• EXERCISE DIRECTIONS
Could you write out the records below exactly as they appear, leaving out any pictures?

• RECORDS PROVIDED
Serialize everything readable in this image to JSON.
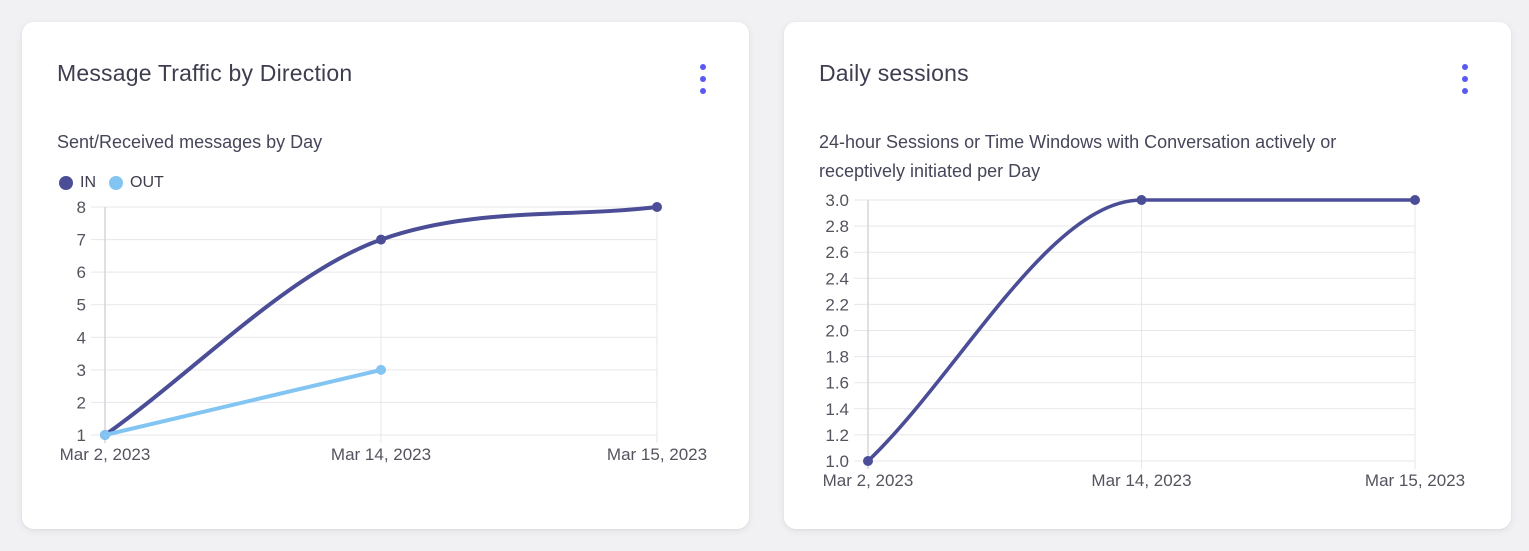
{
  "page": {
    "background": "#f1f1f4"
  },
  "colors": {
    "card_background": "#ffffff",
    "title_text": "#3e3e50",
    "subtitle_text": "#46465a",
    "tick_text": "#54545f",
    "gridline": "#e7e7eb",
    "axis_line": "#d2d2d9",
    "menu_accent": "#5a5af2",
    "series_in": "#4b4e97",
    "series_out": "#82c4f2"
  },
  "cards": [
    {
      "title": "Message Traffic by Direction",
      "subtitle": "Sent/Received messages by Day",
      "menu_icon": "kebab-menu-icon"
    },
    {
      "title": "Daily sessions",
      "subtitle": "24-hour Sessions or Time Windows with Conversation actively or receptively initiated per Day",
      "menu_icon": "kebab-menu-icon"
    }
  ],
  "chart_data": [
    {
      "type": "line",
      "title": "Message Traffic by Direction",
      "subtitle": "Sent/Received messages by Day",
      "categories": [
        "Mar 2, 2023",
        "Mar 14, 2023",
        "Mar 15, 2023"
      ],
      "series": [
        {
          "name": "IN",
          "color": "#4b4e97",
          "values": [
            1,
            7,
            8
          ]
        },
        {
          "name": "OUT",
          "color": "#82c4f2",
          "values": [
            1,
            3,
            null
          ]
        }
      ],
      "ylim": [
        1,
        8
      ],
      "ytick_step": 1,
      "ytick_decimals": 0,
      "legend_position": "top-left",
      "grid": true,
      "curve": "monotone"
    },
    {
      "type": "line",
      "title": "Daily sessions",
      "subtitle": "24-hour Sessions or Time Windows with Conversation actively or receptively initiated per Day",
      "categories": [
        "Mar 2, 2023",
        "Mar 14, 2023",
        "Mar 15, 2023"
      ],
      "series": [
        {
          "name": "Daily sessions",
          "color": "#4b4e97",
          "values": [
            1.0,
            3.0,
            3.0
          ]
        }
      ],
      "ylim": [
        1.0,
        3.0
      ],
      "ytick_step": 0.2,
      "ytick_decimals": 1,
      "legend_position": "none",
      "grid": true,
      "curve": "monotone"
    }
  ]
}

• WRITTEN RESPONSE
Serialize everything readable in this image to JSON.
{
  "page": {
    "background": "#f1f1f4"
  },
  "colors": {
    "card_background": "#ffffff",
    "title_text": "#3e3e50",
    "subtitle_text": "#46465a",
    "tick_text": "#54545f",
    "gridline": "#e7e7eb",
    "axis_line": "#d2d2d9",
    "menu_accent": "#5a5af2",
    "series_in": "#4b4e97",
    "series_out": "#82c4f2"
  },
  "cards": [
    {
      "title": "Message Traffic by Direction",
      "subtitle": "Sent/Received messages by Day",
      "menu_icon": "kebab-menu-icon"
    },
    {
      "title": "Daily sessions",
      "subtitle": "24-hour Sessions or Time Windows with Conversation actively or receptively initiated per Day",
      "menu_icon": "kebab-menu-icon"
    }
  ],
  "chart_data": [
    {
      "type": "line",
      "title": "Message Traffic by Direction",
      "subtitle": "Sent/Received messages by Day",
      "categories": [
        "Mar 2, 2023",
        "Mar 14, 2023",
        "Mar 15, 2023"
      ],
      "series": [
        {
          "name": "IN",
          "color": "#4b4e97",
          "values": [
            1,
            7,
            8
          ]
        },
        {
          "name": "OUT",
          "color": "#82c4f2",
          "values": [
            1,
            3,
            null
          ]
        }
      ],
      "ylim": [
        1,
        8
      ],
      "ytick_step": 1,
      "ytick_decimals": 0,
      "legend_position": "top-left",
      "grid": true,
      "curve": "monotone"
    },
    {
      "type": "line",
      "title": "Daily sessions",
      "subtitle": "24-hour Sessions or Time Windows with Conversation actively or receptively initiated per Day",
      "categories": [
        "Mar 2, 2023",
        "Mar 14, 2023",
        "Mar 15, 2023"
      ],
      "series": [
        {
          "name": "Daily sessions",
          "color": "#4b4e97",
          "values": [
            1.0,
            3.0,
            3.0
          ]
        }
      ],
      "ylim": [
        1.0,
        3.0
      ],
      "ytick_step": 0.2,
      "ytick_decimals": 1,
      "legend_position": "none",
      "grid": true,
      "curve": "monotone"
    }
  ]
}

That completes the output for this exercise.